#### [Page]

◆ ◆ ◆

Reputation: 1936
I have an edge list in the form
start | end
a c
b d
e b
I have tens of millions of edges (approx 30 million) and I'm not able to read in the entire graph into memory - at least not using a library like networkx which is a bit memory intensive.
My goal is to find all connected components in the graph represented by that list that contain less than x
number of nodes.
For example, I want to get all connected components with less than x=30
nodes. But I don't want to do this by building the entire graph and then doing a search for connected components (e.g. calling this networkx command: nx.connected_component_subgraphs(nxg)
).
Is there a way I can search for connected components just using the edge list file and without having to build the entire graph?
Additional info: The node names are strings of length 10-20 asci values.
Upvotes: 3
Views: 1774
Reputation: 349956
You would first need to reduce the footprint of your data by assigning shorter identifiers for your nodes. You could write a mapping between those shorter identifiers and original names to another file, so you can translate any solution to those names after running an algorithm.
Assuming you have short enough identifiers for your nodes, you could load everything in memory, in a dictionary keyed by node identifiers.
Then use the Union-Find structure & algorithm to identify the connected components.
Finally filter those by the maximum size they are allowed to have.
There are some libraries out there which provide Union-Find implementations, which could provide better performance. Here is a simple implementation of Union-Find:
class Node:
def __init__(self, key):
self.key = key
self.parent = self
self.size = 1
class UnionFind(dict):
def find(self, key):
node = self.get(key, None)
if node is None:
node = self[key] = Node(key)
else:
while node.parent != node:
# walk up & perform path compression
node.parent, node = node.parent.parent, node.parent
return node
def union(self, key_a, key_b):
node_a = self.find(key_a)
node_b = self.find(key_b)
if node_a != node_b: # disjoint? -> join!
if node_a.size < node_b.size:
node_a.parent = node_b
node_b.size += node_a.size
else:
node_b.parent = node_a
node_a.size += node_b.size
Then, the following function would load that structure from an iterator, and return the components whose sizes meet the requirement:
from collections import defaultdict
def find_components(line_iterator, max_size):
forest = UnionFind()
for line in line_iterator:
forest.union(*line.split())
result = defaultdict(list)
for key in forest.keys():
root = forest.find(key)
if root.size <= max_size:
result[root.key].append(key)
return list(result.values())
Here is a demo for the following graph:
data = """x d
c j
i e
f x
n z
a u
g r
w x
p l
u o
m g
k s
t q
y l
h m
n b
k v
e u
i o
r m
n c
x q
f q
j l
s v"""
results = find_components(data.splitlines(), 5)
print(results)
The output for this demo is:
[['i', 'e', 'a', 'u', 'o'], ['g', 'r', 'm', 'h'], ['k', 's', 'v']]
Upvotes: 4

◆ ◆ ◆

#### [Task data]

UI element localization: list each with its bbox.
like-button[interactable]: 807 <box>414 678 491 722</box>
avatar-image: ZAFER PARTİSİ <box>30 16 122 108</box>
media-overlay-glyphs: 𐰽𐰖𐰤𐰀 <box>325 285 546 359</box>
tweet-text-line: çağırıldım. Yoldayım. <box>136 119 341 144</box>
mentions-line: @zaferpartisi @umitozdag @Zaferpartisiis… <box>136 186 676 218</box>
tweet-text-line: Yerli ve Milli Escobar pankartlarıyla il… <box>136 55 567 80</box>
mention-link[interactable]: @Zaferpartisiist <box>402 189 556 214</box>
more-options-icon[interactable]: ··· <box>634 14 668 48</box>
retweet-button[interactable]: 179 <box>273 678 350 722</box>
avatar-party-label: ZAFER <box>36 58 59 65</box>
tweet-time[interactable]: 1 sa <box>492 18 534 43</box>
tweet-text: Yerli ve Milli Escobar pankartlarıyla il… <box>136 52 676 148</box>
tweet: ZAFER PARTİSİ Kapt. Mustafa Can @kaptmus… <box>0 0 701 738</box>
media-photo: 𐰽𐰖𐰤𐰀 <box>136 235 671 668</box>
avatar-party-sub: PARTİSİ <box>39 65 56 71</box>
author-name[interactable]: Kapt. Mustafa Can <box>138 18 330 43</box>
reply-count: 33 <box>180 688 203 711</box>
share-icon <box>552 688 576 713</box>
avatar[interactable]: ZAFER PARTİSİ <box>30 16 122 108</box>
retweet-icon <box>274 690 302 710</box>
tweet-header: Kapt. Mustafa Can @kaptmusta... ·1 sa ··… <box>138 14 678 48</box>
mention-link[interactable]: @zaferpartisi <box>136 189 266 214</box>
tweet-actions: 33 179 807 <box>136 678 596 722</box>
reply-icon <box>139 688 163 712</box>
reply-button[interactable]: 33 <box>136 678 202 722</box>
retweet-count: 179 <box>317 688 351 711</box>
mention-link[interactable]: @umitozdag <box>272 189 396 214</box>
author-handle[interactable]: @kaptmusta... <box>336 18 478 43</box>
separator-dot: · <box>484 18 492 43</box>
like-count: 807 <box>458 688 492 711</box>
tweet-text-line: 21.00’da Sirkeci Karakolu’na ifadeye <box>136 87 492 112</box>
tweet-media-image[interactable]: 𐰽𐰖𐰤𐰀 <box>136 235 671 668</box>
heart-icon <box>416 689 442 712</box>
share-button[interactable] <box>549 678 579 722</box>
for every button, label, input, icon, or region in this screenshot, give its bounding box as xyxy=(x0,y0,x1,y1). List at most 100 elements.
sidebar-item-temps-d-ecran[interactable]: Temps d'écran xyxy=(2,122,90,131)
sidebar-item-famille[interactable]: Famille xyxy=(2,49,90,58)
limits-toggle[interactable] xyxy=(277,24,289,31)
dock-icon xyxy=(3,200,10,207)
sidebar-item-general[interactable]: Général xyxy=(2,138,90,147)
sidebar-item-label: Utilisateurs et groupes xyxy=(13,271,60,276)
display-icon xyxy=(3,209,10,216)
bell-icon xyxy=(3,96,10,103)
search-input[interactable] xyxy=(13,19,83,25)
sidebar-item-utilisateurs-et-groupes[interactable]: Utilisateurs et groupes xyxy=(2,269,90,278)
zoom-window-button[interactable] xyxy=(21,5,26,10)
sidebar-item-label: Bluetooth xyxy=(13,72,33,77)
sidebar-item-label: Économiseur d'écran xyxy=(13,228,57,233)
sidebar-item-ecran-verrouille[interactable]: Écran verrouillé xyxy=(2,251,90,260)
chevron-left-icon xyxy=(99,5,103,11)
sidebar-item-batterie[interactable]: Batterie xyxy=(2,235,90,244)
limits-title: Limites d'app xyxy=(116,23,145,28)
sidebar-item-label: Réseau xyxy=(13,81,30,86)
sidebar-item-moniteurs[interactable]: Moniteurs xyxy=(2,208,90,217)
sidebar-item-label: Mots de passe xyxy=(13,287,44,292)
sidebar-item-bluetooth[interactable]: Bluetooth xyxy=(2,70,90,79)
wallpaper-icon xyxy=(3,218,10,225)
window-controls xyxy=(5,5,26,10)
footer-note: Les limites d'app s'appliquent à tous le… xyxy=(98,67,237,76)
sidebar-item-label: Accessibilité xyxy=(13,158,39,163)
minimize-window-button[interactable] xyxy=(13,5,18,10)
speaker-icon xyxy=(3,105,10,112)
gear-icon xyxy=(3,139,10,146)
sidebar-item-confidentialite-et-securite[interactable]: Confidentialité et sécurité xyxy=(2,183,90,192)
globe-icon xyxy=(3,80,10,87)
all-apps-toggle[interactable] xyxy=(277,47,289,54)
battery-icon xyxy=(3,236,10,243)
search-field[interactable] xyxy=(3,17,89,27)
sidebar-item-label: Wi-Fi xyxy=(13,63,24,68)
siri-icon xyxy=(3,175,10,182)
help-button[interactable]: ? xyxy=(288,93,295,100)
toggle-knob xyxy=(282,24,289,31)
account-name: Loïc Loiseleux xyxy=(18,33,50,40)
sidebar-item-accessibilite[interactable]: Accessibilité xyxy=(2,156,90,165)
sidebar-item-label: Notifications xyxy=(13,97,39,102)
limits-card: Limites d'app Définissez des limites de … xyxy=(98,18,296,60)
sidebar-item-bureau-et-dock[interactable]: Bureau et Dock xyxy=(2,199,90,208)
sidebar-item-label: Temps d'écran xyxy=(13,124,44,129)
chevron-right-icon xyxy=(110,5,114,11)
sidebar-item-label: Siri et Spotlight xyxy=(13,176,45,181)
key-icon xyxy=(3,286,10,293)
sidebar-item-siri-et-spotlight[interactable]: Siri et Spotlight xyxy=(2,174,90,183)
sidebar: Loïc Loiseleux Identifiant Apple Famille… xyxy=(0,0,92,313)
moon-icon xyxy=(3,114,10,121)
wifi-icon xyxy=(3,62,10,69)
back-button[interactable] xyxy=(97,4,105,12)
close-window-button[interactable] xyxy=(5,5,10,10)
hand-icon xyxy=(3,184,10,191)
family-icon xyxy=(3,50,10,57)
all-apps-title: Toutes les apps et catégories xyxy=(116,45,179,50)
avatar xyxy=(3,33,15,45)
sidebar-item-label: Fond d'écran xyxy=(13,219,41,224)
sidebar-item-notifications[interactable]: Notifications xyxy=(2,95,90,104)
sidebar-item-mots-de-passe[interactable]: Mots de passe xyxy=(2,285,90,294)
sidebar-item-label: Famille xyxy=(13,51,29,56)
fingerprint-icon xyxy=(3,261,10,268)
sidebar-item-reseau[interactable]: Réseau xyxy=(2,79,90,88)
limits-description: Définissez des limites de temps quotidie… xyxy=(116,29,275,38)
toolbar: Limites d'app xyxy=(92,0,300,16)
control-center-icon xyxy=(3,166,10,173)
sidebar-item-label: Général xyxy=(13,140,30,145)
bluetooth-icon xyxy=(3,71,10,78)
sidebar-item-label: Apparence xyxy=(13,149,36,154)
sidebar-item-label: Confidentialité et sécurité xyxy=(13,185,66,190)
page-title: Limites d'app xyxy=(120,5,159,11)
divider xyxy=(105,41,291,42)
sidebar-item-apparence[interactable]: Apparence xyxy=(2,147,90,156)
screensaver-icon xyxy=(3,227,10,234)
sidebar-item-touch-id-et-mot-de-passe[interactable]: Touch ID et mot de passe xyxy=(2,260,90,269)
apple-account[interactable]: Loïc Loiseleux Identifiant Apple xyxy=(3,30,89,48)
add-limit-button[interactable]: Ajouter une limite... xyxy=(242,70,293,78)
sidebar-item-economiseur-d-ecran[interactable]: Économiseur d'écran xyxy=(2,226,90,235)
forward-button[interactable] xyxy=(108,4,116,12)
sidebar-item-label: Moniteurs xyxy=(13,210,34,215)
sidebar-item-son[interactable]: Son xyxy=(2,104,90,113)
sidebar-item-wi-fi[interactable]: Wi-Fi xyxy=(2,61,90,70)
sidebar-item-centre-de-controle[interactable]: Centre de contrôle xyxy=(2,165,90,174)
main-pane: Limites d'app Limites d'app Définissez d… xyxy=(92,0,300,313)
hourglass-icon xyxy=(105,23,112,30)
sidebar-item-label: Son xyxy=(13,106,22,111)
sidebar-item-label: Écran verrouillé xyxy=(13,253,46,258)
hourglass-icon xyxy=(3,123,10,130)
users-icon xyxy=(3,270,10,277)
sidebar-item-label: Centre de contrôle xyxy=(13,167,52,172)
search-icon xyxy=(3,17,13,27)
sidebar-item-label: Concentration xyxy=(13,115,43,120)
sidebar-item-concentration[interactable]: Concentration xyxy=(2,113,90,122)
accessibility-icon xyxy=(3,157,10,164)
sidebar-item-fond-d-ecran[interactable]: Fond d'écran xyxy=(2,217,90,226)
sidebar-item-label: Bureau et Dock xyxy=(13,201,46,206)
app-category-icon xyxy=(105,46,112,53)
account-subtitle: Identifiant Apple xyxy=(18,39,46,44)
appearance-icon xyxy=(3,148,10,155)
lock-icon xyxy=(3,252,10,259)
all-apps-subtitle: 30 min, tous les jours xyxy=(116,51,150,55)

◆ ◆ ◆

#### [Things to do]
[A] List every attribute that the `__init__` method of the `Node` class sets in the connected-components thread.
[B] In the entries, from the first line up to and including the line with "retweet-icon <box>274 690 302 710</box>", replace "tweet-text-line" with "post-text-line" and reproduce those lines with nothing else changed.

#### [Solutions for each task]
[A] key, parent, size

[B]
UI element localization: list each with its bbox.
like-button[interactable]: 807 <box>414 678 491 722</box>
avatar-image: ZAFER PARTİSİ <box>30 16 122 108</box>
media-overlay-glyphs: 𐰽𐰖𐰤𐰀 <box>325 285 546 359</box>
post-text-line: çağırıldım. Yoldayım. <box>136 119 341 144</box>
mentions-line: @zaferpartisi @umitozdag @Zaferpartisiis… <box>136 186 676 218</box>
post-text-line: Yerli ve Milli Escobar pankartlarıyla il… <box>136 55 567 80</box>
mention-link[interactable]: @Zaferpartisiist <box>402 189 556 214</box>
more-options-icon[interactable]: ··· <box>634 14 668 48</box>
retweet-button[interactable]: 179 <box>273 678 350 722</box>
avatar-party-label: ZAFER <box>36 58 59 65</box>
tweet-time[interactable]: 1 sa <box>492 18 534 43</box>
tweet-text: Yerli ve Milli Escobar pankartlarıyla il… <box>136 52 676 148</box>
tweet: ZAFER PARTİSİ Kapt. Mustafa Can @kaptmus… <box>0 0 701 738</box>
media-photo: 𐰽𐰖𐰤𐰀 <box>136 235 671 668</box>
avatar-party-sub: PARTİSİ <box>39 65 56 71</box>
author-name[interactable]: Kapt. Mustafa Can <box>138 18 330 43</box>
reply-count: 33 <box>180 688 203 711</box>
share-icon <box>552 688 576 713</box>
avatar[interactable]: ZAFER PARTİSİ <box>30 16 122 108</box>
retweet-icon <box>274 690 302 710</box>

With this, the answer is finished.